▶ Short task
Answer with one number: how many lines have "English".
** start Supplied records **
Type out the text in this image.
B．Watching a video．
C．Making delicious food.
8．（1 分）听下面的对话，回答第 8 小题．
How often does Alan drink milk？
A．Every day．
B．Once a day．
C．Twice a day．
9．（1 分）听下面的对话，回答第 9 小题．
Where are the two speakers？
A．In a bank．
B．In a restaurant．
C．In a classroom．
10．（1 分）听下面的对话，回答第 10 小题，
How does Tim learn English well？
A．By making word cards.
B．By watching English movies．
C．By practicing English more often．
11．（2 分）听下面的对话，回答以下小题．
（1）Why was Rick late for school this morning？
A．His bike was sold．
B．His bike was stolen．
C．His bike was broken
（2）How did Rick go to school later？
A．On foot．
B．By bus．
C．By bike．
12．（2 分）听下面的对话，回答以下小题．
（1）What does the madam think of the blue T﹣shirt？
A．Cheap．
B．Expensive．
** end Supplied records **
▶ Exercise response
3